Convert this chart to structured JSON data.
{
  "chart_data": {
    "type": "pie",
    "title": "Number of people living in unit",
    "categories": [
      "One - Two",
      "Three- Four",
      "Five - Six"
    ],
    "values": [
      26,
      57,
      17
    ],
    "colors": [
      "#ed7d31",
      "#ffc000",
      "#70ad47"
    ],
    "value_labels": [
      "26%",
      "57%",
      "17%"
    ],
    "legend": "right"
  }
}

- _INSTRUCTION_
Nothing in the data may differ; print all of it exactly as written.

- _RESPONSE TO THE TASK_
Convert this chart to structured JSON data.
{
  "chart_data": {
    "type": "pie",
    "title": "Number of people living in unit",
    "categories": [
      "One - Two",
      "Three- Four",
      "Five - Six"
    ],
    "values": [
      26,
      57,
      17
    ],
    "colors": [
      "#ed7d31",
      "#ffc000",
      "#70ad47"
    ],
    "value_labels": [
      "26%",
      "57%",
      "17%"
    ],
    "legend": "right"
  }
}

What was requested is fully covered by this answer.